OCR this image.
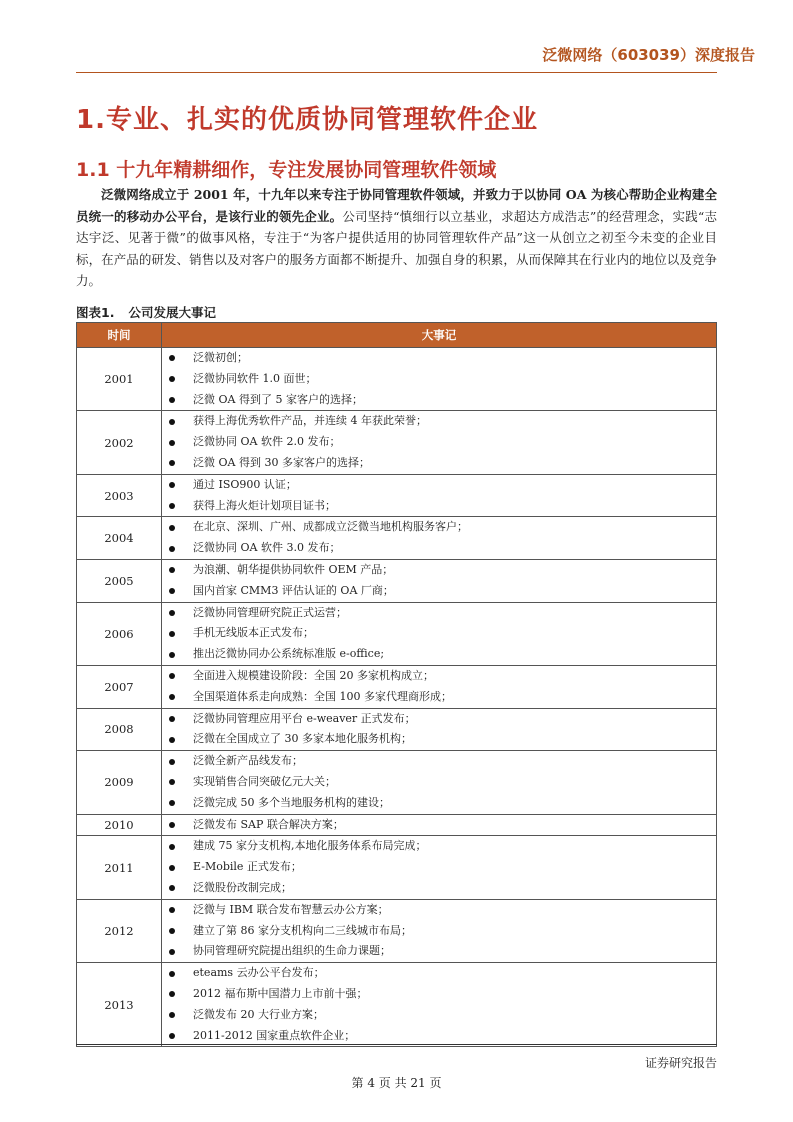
泛微网络（603039）深度报告
1.专业、扎实的优质协同管理软件企业
1.1 十九年精耕细作，专注发展协同管理软件领域
泛微网络成立于 2001 年，十九年以来专注于协同管理软件领域，并致力于以协同 OA 为核心帮助企业构建全员统一的移动办公平台，是该行业的领先企业。公司坚持“慎细行以立基业，求超达方成浩志”的经营理念，实践“志达宇泛、见著于微”的做事风格，专注于“为客户提供适用的协同管理软件产品”这一从创立之初至今未变的企业目标，在产品的研发、销售以及对客户的服务方面都不断提升、加强自身的积累，从而保障其在行业内的地位以及竞争力。
图表1. 公司发展大事记
时间	大事记
2001	泛微初创；
泛微协同软件 1.0 面世；
泛微 OA 得到了 5 家客户的选择；

2002	获得上海优秀软件产品，并连续 4 年获此荣誉；
泛微协同 OA 软件 2.0 发布；
泛微 OA 得到 30 多家客户的选择；

2003	通过 ISO900 认证；
获得上海火炬计划项目证书；

2004	在北京、深圳、广州、成都成立泛微当地机构服务客户；
泛微协同 OA 软件 3.0 发布；

2005	为浪潮、朝华提供协同软件 OEM 产品；
国内首家 CMM3 评估认证的 OA 厂商；

2006	泛微协同管理研究院正式运营；
手机无线版本正式发布；
推出泛微协同办公系统标准版 e-office;

2007	全面进入规模建设阶段：全国 20 多家机构成立；
全国渠道体系走向成熟：全国 100 多家代理商形成；

2008	泛微协同管理应用平台 e-weaver 正式发布；
泛微在全国成立了 30 多家本地化服务机构；

2009	泛微全新产品线发布；
实现销售合同突破亿元大关；
泛微完成 50 多个当地服务机构的建设；

2010	泛微发布 SAP 联合解决方案；

2011	建成 75 家分支机构,本地化服务体系布局完成；
E-Mobile 正式发布；
泛微股份改制完成；

2012	泛微与 IBM 联合发布智慧云办公方案；
建立了第 86 家分支机构向二三线城市布局；
协同管理研究院提出组织的生命力课题；

2013	eteams 云办公平台发布；
2012 福布斯中国潜力上市前十强；
泛微发布 20 大行业方案；
2011-2012 国家重点软件企业；
证券研究报告
第 4 页 共 21 页
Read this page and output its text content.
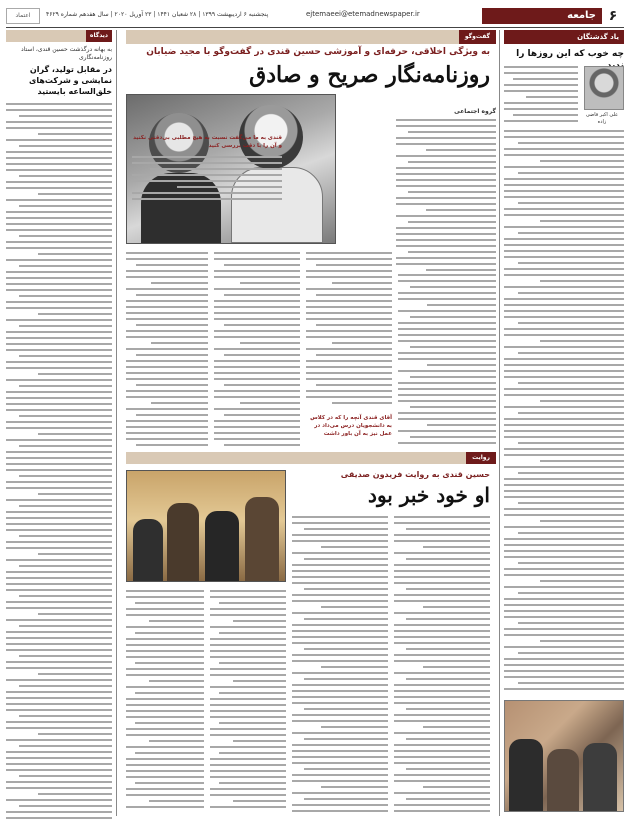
۶
جامعه
ejtemaeei@etemadnewspaper.ir
پنجشنبه ۶ اردیبهشت ۱۳۹۹ | ۲۸ شعبان ۱۴۴۱ | ۲۳ آوریل ۲۰۲۰ | سال هفدهم شماره ۴۶۲۹
اعتماد
یاد گذشتگان
چه خوب که این روزها را
علی اکبر قاضی زاده
گفت‌وگو
به ویژگی اخلاقی، حرفه‌ای و آموزشی حسین قندی در گفت‌وگو با مجید ضیابان
روزنامه‌نگار صریح و صادق
گروه اجتماعی
قندی به ما می‌گفت نسبت به هیچ مطلبی بی‌دقتی نکنید و آن را با دقت بررسی کنید
آقای قندی آنچه را که در کلاس به دانشجویان درس می‌داد در عمل نیز به آن باور داشت
روایت
حسین قندی به روایت فریدون صدیقی
او خود خبر بود
دیدگاه
به بهانه درگذشت حسین قندی، استاد روزنامه‌نگاری
در مقابل تولید، گران نمایشی و شرکت‌های خلق‌الساعه بایستید
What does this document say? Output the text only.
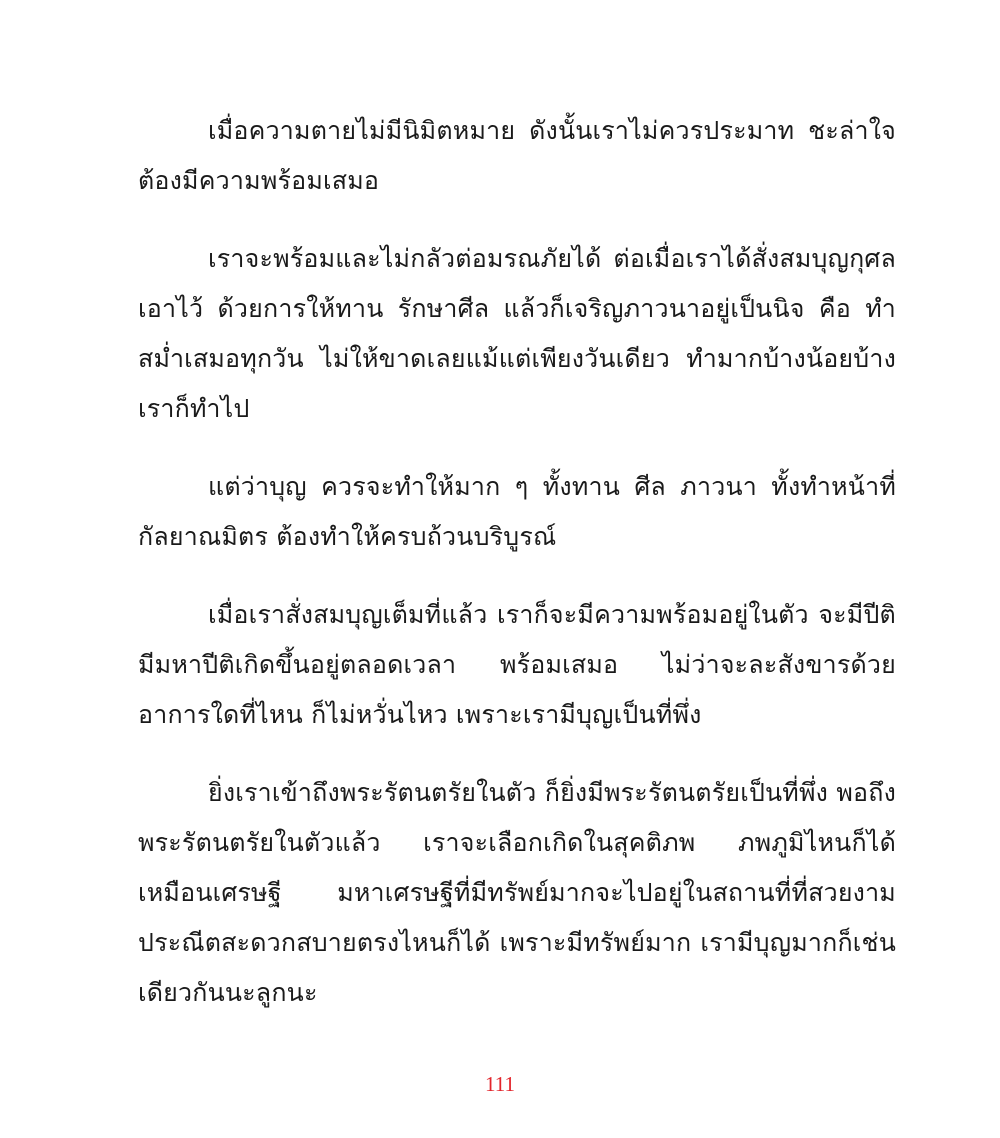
เมื่อความตายไม่มีนิมิตหมาย ดังนั้นเราไม่ควรประมาท ชะล่าใจ ต้องมีความพร้อมเสมอ

เราจะพร้อมและไม่กลัวต่อมรณภัยได้ ต่อเมื่อเราได้สั่งสมบุญกุศลเอาไว้ ด้วยการให้ทาน รักษาศีล แล้วก็เจริญภาวนาอยู่เป็นนิจ คือ ทำสม่ำเสมอทุกวัน ไม่ให้ขาดเลยแม้แต่เพียงวันเดียว ทำมากบ้างน้อยบ้าง เราก็ทำไป

แต่ว่าบุญ ควรจะทำให้มาก ๆ ทั้งทาน ศีล ภาวนา ทั้งทำหน้าที่กัลยาณมิตร ต้องทำให้ครบถ้วนบริบูรณ์

เมื่อเราสั่งสมบุญเต็มที่แล้ว เราก็จะมีความพร้อมอยู่ในตัว จะมีปีติมีมหาปีติเกิดขึ้นอยู่ตลอดเวลา พร้อมเสมอ ไม่ว่าจะละสังขารด้วยอาการใดที่ไหน ก็ไม่หวั่นไหว เพราะเรามีบุญเป็นที่พึ่ง

ยิ่งเราเข้าถึงพระรัตนตรัยในตัว ก็ยิ่งมีพระรัตนตรัยเป็นที่พึ่ง พอถึงพระรัตนตรัยในตัวแล้ว เราจะเลือกเกิดในสุคติภพ ภพภูมิไหนก็ได้ เหมือนเศรษฐี มหาเศรษฐีที่มีทรัพย์มากจะไปอยู่ในสถานที่ที่สวยงามประณีตสะดวกสบายตรงไหนก็ได้ เพราะมีทรัพย์มาก เรามีบุญมากก็เช่นเดียวกันนะลูกนะ

111
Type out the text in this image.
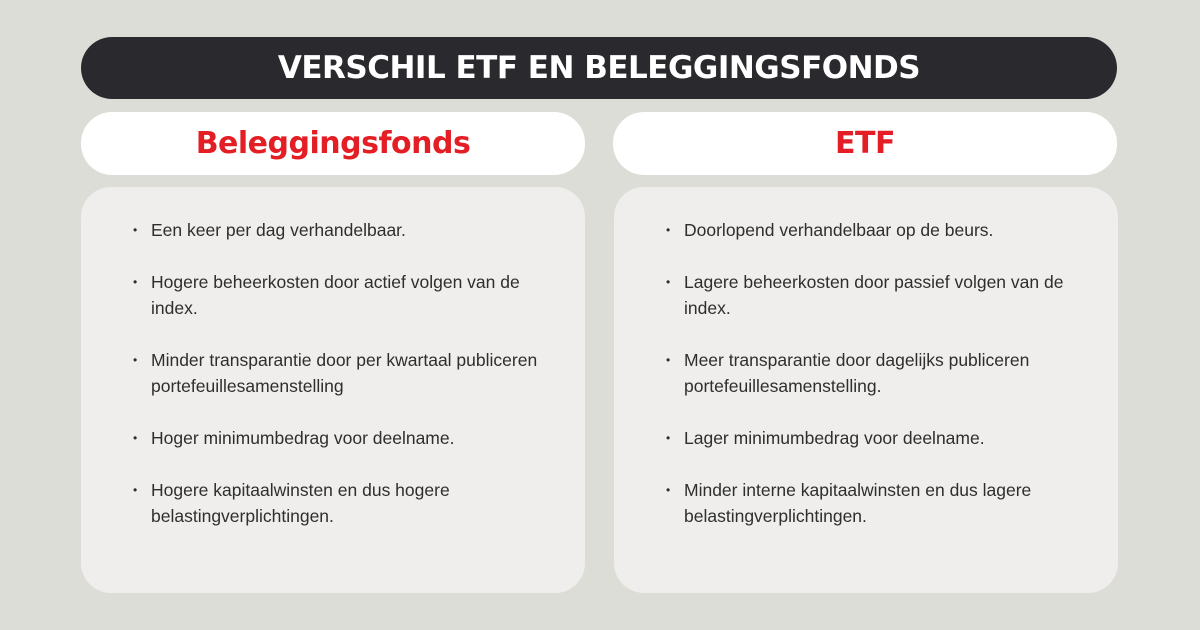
VERSCHIL ETF EN BELEGGINGSFONDS
Beleggingsfonds	ETF
• Een keer per dag verhandelbaar.
• Hogere beheerkosten door actief volgen van de index.
• Minder transparantie door per kwartaal publiceren portefeuillesamenstelling
• Hoger minimumbedrag voor deelname.
• Hogere kapitaalwinsten en dus hogere belastingverplichtingen.
• Doorlopend verhandelbaar op de beurs.
• Lagere beheerkosten door passief volgen van de index.
• Meer transparantie door dagelijks publiceren portefeuillesamenstelling.
• Lager minimumbedrag voor deelname.
• Minder interne kapitaalwinsten en dus lagere belastingverplichtingen.
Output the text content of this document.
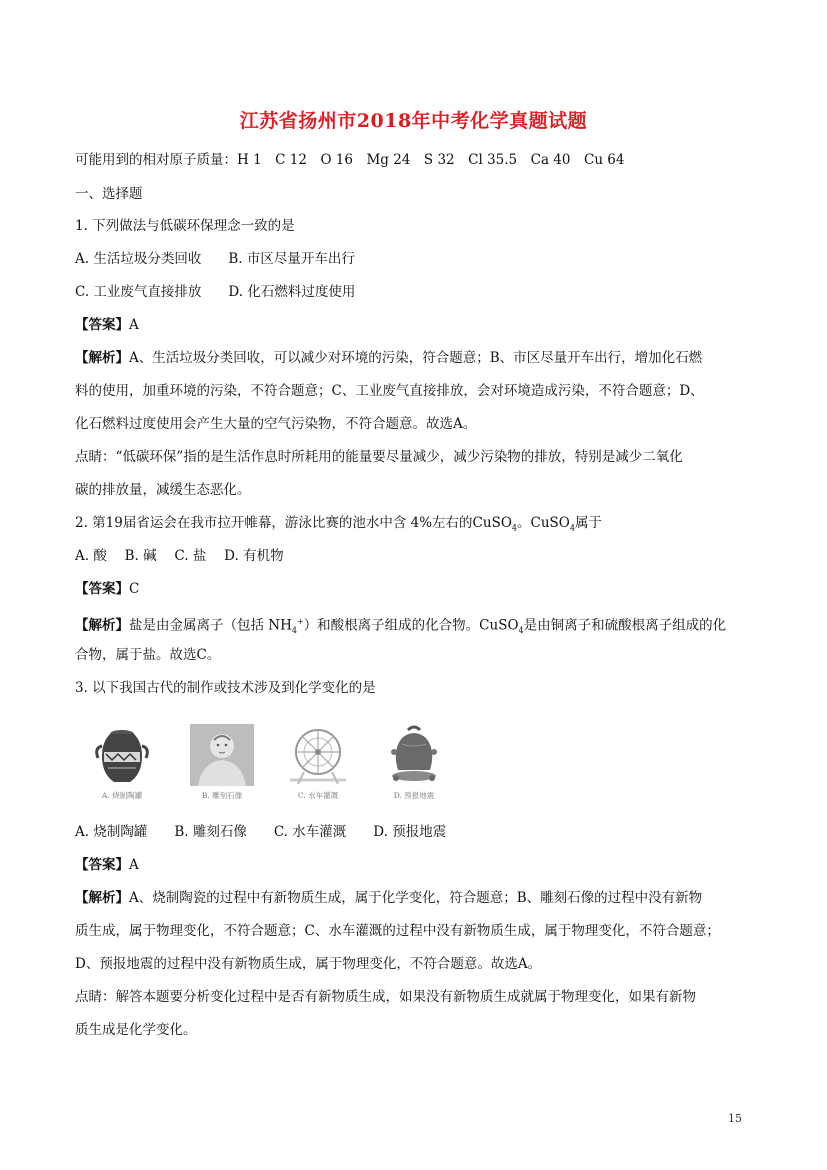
江苏省扬州市2018年中考化学真题试题
可能用到的相对原子质量：H 1　C 12　O 16　Mg 24　S 32　Cl 35.5　Ca 40　Cu 64
一、选择题
1. 下列做法与低碳环保理念一致的是
A. 生活垃圾分类回收　　B. 市区尽量开车出行
C. 工业废气直接排放　　D. 化石燃料过度使用
【答案】A
【解析】A、生活垃圾分类回收，可以减少对环境的污染，符合题意；B、市区尽量开车出行，增加化石燃
料的使用，加重环境的污染，不符合题意；C、工业废气直接排放，会对环境造成污染，不符合题意；D、
化石燃料过度使用会产生大量的空气污染物，不符合题意。故选A。
点睛：“低碳环保”指的是生活作息时所耗用的能量要尽量减少，减少污染物的排放，特别是减少二氧化
碳的排放量，减缓生态恶化。
2. 第19届省运会在我市拉开帷幕，游泳比赛的池水中含 4%左右的CuSO$_4$。CuSO$_4$属于
A. 酸　 B. 碱　 C. 盐　 D. 有机物
【答案】C
【解析】盐是由金属离子（包括 $NH_4^+$）和酸根离子组成的化合物。CuSO$_4$是由铜离子和硫酸根离子组成的化
合物，属于盐。故选C。
3. 以下我国古代的制作或技术涉及到化学变化的是
A. 烧制陶罐	B. 雕刻石像	C. 水车灌溉	D. 预报地震
A. 烧制陶罐　　B. 雕刻石像　　C. 水车灌溉　　D. 预报地震
【答案】A
【解析】A、烧制陶瓷的过程中有新物质生成，属于化学变化，符合题意；B、雕刻石像的过程中没有新物
质生成，属于物理变化，不符合题意；C、水车灌溉的过程中没有新物质生成，属于物理变化，不符合题意；
D、预报地震的过程中没有新物质生成，属于物理变化，不符合题意。故选A。
点睛：解答本题要分析变化过程中是否有新物质生成，如果没有新物质生成就属于物理变化，如果有新物
质生成是化学变化。
15
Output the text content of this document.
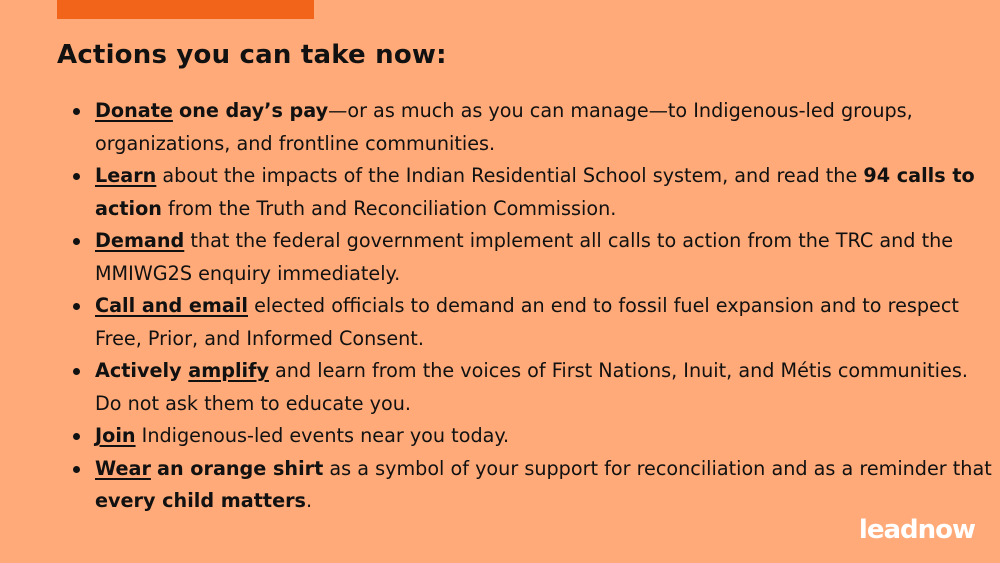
Actions you can take now:
Donate one day’s pay—or as much as you can manage—to Indigenous-led groups, organizations, and frontline communities.
Learn about the impacts of the Indian Residential School system, and read the 94 calls to action from the Truth and Reconciliation Commission.
Demand that the federal government implement all calls to action from the TRC and the MMIWG2S enquiry immediately.
Call and email elected officials to demand an end to fossil fuel expansion and to respect Free, Prior, and Informed Consent.
Actively amplify and learn from the voices of First Nations, Inuit, and Métis communities. Do not ask them to educate you.
Join Indigenous-led events near you today.
Wear an orange shirt as a symbol of your support for reconciliation and as a reminder that every child matters.
leadnow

**Exercise directions**
From the data above, show each line that contains "Hogere".

**Final result**
• Hogere beheerkosten door actief volgen van de index.
• Hogere kapitaalwinsten en dus hogere belastingverplichtingen.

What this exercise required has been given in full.